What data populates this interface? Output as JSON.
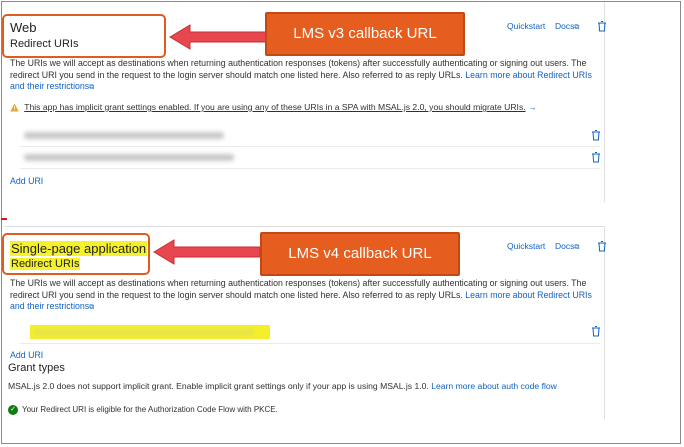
{
  "description": "The URIs we will accept as destinations when returning authentication responses (tokens) after successfully authenticating or signing out users. The redirect URI you send in the request to the login server should match one listed here. Also referred to as reply URLs.",
  "learn_more_redirect": "Learn more about Redirect URIs and their restrictions",
  "quickstart_label": "Quickstart",
  "docs_label": "Docs",
  "add_uri_label": "Add URI",
  "web": {
    "title": "Web",
    "subtitle": "Redirect URIs",
    "warning_text": "This app has implicit grant settings enabled. If you are using any of these URIs in a SPA with MSAL.js 2.0, you should migrate URIs.",
    "warning_arrow": "→"
  },
  "spa": {
    "title": "Single-page application",
    "subtitle": "Redirect URIs",
    "grant_title": "Grant types",
    "grant_desc": "MSAL.js 2.0 does not support implicit grant. Enable implicit grant settings only if your app is using MSAL.js 1.0.",
    "grant_link": "Learn more about auth code flow",
    "pkce_text": "Your Redirect URI is eligible for the Authorization Code Flow with PKCE."
  },
  "callouts": {
    "v3": "LMS v3 callback URL",
    "v4": "LMS v4 callback URL"
  },
  "colors": {
    "accent": "#0f62c4",
    "callout_bg": "#e55d1f",
    "highlight": "#f5f22a",
    "success": "#107c10",
    "warning": "#e8a21a"
  },
  "icons": [
    "trash-icon",
    "external-link-icon",
    "warning-icon",
    "check-circle-icon",
    "arrow-left-icon"
  ]
}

========================================================================

◆ **Exercise directions**
Would you return the data exactly as written, without the pictures?

◆ **Correct output**
What data populates this interface? Output as JSON.
{
  "description": "The URIs we will accept as destinations when returning authentication responses (tokens) after successfully authenticating or signing out users. The redirect URI you send in the request to the login server should match one listed here. Also referred to as reply URLs.",
  "learn_more_redirect": "Learn more about Redirect URIs and their restrictions",
  "quickstart_label": "Quickstart",
  "docs_label": "Docs",
  "add_uri_label": "Add URI",
  "web": {
    "title": "Web",
    "subtitle": "Redirect URIs",
    "warning_text": "This app has implicit grant settings enabled. If you are using any of these URIs in a SPA with MSAL.js 2.0, you should migrate URIs.",
    "warning_arrow": "→"
  },
  "spa": {
    "title": "Single-page application",
    "subtitle": "Redirect URIs",
    "grant_title": "Grant types",
    "grant_desc": "MSAL.js 2.0 does not support implicit grant. Enable implicit grant settings only if your app is using MSAL.js 1.0.",
    "grant_link": "Learn more about auth code flow",
    "pkce_text": "Your Redirect URI is eligible for the Authorization Code Flow with PKCE."
  },
  "callouts": {
    "v3": "LMS v3 callback URL",
    "v4": "LMS v4 callback URL"
  },
  "colors": {
    "accent": "#0f62c4",
    "callout_bg": "#e55d1f",
    "highlight": "#f5f22a",
    "success": "#107c10",
    "warning": "#e8a21a"
  },
  "icons": [
    "trash-icon",
    "external-link-icon",
    "warning-icon",
    "check-circle-icon",
    "arrow-left-icon"
  ]
}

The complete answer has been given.